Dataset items
++++++++++
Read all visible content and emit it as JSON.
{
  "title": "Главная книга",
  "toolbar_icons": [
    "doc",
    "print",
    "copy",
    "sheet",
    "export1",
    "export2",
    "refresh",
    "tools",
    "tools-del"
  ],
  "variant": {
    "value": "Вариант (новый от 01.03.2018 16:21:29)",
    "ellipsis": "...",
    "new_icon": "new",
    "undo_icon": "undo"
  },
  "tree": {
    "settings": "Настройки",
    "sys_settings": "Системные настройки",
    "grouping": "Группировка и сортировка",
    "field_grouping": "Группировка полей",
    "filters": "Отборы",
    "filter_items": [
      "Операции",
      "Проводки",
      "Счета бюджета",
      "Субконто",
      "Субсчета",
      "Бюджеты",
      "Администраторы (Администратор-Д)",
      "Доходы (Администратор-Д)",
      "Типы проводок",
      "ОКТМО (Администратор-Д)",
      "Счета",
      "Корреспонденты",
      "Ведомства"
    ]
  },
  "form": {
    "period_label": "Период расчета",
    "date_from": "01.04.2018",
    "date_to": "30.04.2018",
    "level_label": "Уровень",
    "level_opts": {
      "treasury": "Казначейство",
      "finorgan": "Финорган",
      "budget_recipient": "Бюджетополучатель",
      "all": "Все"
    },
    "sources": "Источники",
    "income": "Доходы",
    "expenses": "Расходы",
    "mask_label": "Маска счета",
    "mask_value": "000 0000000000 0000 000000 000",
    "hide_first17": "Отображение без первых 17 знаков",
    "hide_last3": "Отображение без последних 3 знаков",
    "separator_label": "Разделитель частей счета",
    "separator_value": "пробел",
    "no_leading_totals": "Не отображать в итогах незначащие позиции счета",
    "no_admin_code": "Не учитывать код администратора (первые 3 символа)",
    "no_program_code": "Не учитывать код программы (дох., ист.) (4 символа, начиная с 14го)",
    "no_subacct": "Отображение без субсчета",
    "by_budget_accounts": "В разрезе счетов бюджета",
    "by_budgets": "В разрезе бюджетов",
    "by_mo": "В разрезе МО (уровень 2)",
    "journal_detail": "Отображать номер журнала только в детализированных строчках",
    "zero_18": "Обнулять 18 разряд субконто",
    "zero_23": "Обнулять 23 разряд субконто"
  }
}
++++++++++
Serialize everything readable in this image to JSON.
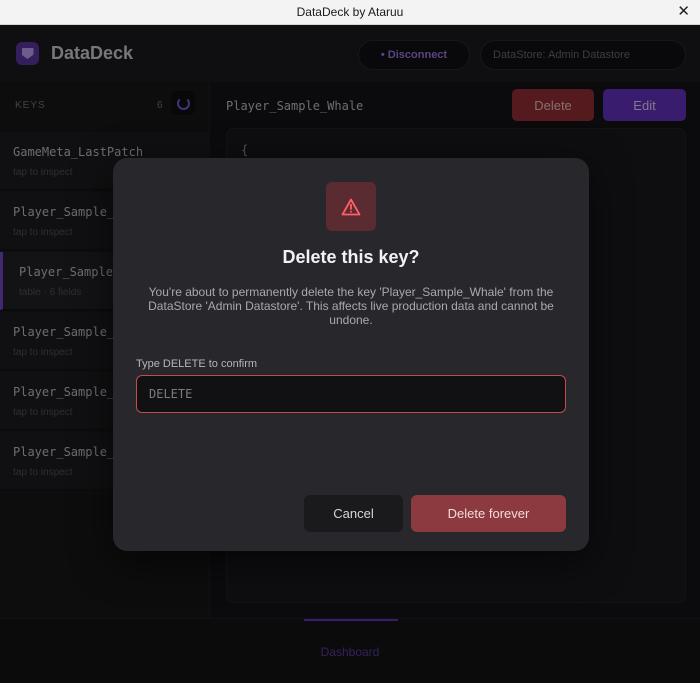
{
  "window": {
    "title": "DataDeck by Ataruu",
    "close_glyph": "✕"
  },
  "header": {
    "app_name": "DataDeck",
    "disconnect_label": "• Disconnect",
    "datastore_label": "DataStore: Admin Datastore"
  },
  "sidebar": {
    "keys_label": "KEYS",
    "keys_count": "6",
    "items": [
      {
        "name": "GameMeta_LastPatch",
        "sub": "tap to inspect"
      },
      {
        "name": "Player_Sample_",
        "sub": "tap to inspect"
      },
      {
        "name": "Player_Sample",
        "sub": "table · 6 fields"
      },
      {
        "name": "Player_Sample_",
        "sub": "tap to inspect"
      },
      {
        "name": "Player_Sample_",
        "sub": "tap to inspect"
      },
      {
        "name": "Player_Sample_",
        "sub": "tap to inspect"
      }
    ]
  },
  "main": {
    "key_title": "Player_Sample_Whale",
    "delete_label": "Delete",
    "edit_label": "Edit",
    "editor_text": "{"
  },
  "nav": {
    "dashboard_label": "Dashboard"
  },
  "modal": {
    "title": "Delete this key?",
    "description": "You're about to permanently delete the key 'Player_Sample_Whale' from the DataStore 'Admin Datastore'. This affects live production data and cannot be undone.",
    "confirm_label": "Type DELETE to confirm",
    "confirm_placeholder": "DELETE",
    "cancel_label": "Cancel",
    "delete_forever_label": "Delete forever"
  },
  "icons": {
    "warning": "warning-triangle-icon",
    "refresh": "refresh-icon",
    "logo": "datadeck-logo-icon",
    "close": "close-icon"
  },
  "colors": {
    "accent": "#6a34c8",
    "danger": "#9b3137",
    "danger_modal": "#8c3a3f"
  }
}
++++++++++
**Exercise prompt**
Report all lines of the material that contain the word "Доходы".

**In response**
      "Доходы (Администратор-Д)",
    "income": "Доходы",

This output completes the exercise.